> [The request]: Change every "NavBar" in the items below to "Navigation Bar" and write the items out again, leaving everything else untouched.

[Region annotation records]
-- start --

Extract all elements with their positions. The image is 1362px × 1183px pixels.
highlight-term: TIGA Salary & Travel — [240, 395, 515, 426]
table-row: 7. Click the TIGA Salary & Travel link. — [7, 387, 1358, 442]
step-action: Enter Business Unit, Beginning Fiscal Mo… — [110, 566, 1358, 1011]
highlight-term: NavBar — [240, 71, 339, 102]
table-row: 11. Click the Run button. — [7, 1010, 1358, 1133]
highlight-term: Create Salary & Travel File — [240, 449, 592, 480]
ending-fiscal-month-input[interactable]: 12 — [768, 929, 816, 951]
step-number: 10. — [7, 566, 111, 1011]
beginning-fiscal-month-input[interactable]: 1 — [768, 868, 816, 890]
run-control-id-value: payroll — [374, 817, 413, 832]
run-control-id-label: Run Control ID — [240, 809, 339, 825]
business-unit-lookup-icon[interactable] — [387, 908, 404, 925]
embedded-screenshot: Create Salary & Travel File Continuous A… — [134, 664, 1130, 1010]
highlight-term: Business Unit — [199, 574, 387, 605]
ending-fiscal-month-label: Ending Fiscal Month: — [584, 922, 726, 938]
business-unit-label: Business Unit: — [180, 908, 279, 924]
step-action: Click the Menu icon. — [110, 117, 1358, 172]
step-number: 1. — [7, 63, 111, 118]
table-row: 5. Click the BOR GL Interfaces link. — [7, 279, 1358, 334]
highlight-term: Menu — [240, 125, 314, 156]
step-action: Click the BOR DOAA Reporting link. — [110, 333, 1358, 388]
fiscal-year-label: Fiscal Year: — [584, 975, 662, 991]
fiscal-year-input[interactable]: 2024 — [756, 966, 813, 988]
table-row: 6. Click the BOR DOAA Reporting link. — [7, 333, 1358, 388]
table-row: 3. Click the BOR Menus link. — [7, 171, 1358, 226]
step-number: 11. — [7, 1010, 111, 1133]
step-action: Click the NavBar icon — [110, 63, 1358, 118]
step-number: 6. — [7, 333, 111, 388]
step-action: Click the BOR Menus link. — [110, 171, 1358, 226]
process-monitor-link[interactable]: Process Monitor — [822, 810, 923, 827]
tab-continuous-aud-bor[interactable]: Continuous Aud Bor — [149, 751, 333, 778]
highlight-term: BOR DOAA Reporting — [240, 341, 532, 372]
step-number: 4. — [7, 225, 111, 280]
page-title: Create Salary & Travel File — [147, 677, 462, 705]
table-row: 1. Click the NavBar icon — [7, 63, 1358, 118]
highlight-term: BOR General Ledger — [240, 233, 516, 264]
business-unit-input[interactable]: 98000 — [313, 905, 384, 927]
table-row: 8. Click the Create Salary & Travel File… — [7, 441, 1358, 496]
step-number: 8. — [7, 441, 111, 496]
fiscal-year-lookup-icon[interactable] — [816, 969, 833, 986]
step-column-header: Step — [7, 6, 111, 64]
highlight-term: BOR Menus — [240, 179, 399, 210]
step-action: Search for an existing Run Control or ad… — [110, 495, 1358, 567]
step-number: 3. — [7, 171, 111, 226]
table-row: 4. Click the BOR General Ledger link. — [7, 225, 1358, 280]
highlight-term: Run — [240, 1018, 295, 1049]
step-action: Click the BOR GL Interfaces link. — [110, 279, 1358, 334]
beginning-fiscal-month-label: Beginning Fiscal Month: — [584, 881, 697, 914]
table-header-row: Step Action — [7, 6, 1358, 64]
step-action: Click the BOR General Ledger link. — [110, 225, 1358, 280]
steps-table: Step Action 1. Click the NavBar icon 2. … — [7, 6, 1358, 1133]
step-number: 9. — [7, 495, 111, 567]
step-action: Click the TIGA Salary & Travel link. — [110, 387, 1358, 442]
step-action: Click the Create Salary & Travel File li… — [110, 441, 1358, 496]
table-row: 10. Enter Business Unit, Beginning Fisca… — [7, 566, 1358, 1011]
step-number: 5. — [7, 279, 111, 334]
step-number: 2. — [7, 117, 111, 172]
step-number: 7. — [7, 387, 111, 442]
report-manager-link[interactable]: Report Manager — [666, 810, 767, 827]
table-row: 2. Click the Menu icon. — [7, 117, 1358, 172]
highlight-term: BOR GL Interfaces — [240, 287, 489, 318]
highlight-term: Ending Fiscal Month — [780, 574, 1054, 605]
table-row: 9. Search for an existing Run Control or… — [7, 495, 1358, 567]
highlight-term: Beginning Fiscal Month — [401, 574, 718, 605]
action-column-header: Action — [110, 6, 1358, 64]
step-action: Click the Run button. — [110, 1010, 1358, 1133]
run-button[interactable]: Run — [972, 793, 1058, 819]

-- end --

> [Answer to the exercise]:
Extract all elements with their positions. The image is 1362px × 1183px pixels.
highlight-term: TIGA Salary & Travel — [240, 395, 515, 426]
table-row: 7. Click the TIGA Salary & Travel link. — [7, 387, 1358, 442]
step-action: Enter Business Unit, Beginning Fiscal Mo… — [110, 566, 1358, 1011]
highlight-term: Navigation Bar — [240, 71, 339, 102]
table-row: 11. Click the Run button. — [7, 1010, 1358, 1133]
highlight-term: Create Salary & Travel File — [240, 449, 592, 480]
ending-fiscal-month-input[interactable]: 12 — [768, 929, 816, 951]
step-number: 10. — [7, 566, 111, 1011]
beginning-fiscal-month-input[interactable]: 1 — [768, 868, 816, 890]
run-control-id-value: payroll — [374, 817, 413, 832]
run-control-id-label: Run Control ID — [240, 809, 339, 825]
business-unit-lookup-icon[interactable] — [387, 908, 404, 925]
embedded-screenshot: Create Salary & Travel File Continuous A… — [134, 664, 1130, 1010]
highlight-term: Business Unit — [199, 574, 387, 605]
ending-fiscal-month-label: Ending Fiscal Month: — [584, 922, 726, 938]
business-unit-label: Business Unit: — [180, 908, 279, 924]
step-action: Click the Menu icon. — [110, 117, 1358, 172]
step-number: 1. — [7, 63, 111, 118]
table-row: 5. Click the BOR GL Interfaces link. — [7, 279, 1358, 334]
highlight-term: Menu — [240, 125, 314, 156]
step-action: Click the BOR DOAA Reporting link. — [110, 333, 1358, 388]
fiscal-year-label: Fiscal Year: — [584, 975, 662, 991]
fiscal-year-input[interactable]: 2024 — [756, 966, 813, 988]
table-row: 6. Click the BOR DOAA Reporting link. — [7, 333, 1358, 388]
table-row: 3. Click the BOR Menus link. — [7, 171, 1358, 226]
step-number: 11. — [7, 1010, 111, 1133]
step-action: Click the Navigation Bar icon — [110, 63, 1358, 118]
step-number: 6. — [7, 333, 111, 388]
step-action: Click the BOR Menus link. — [110, 171, 1358, 226]
process-monitor-link[interactable]: Process Monitor — [822, 810, 923, 827]
tab-continuous-aud-bor[interactable]: Continuous Aud Bor — [149, 751, 333, 778]
highlight-term: BOR DOAA Reporting — [240, 341, 532, 372]
step-number: 4. — [7, 225, 111, 280]
page-title: Create Salary & Travel File — [147, 677, 462, 705]
table-row: 1. Click the Navigation Bar icon — [7, 63, 1358, 118]
highlight-term: BOR General Ledger — [240, 233, 516, 264]
business-unit-input[interactable]: 98000 — [313, 905, 384, 927]
table-row: 8. Click the Create Salary & Travel File… — [7, 441, 1358, 496]
step-number: 8. — [7, 441, 111, 496]
fiscal-year-lookup-icon[interactable] — [816, 969, 833, 986]
step-column-header: Step — [7, 6, 111, 64]
highlight-term: BOR Menus — [240, 179, 399, 210]
step-action: Search for an existing Run Control or ad… — [110, 495, 1358, 567]
step-number: 3. — [7, 171, 111, 226]
table-row: 4. Click the BOR General Ledger link. — [7, 225, 1358, 280]
highlight-term: Run — [240, 1018, 295, 1049]
step-action: Click the BOR GL Interfaces link. — [110, 279, 1358, 334]
beginning-fiscal-month-label: Beginning Fiscal Month: — [584, 881, 697, 914]
table-header-row: Step Action — [7, 6, 1358, 64]
step-action: Click the BOR General Ledger link. — [110, 225, 1358, 280]
steps-table: Step Action 1. Click the Navigation Bar icon 2. … — [7, 6, 1358, 1133]
step-number: 9. — [7, 495, 111, 567]
step-action: Click the TIGA Salary & Travel link. — [110, 387, 1358, 442]
step-action: Click the Create Salary & Travel File li… — [110, 441, 1358, 496]
table-row: 10. Enter Business Unit, Beginning Fisca… — [7, 566, 1358, 1011]
step-number: 5. — [7, 279, 111, 334]
step-number: 2. — [7, 117, 111, 172]
step-number: 7. — [7, 387, 111, 442]
report-manager-link[interactable]: Report Manager — [666, 810, 767, 827]
table-row: 2. Click the Menu icon. — [7, 117, 1358, 172]
highlight-term: BOR GL Interfaces — [240, 287, 489, 318]
highlight-term: Ending Fiscal Month — [780, 574, 1054, 605]
table-row: 9. Search for an existing Run Control or… — [7, 495, 1358, 567]
highlight-term: Beginning Fiscal Month — [401, 574, 718, 605]
action-column-header: Action — [110, 6, 1358, 64]
step-action: Click the Run button. — [110, 1010, 1358, 1133]
run-button[interactable]: Run — [972, 793, 1058, 819]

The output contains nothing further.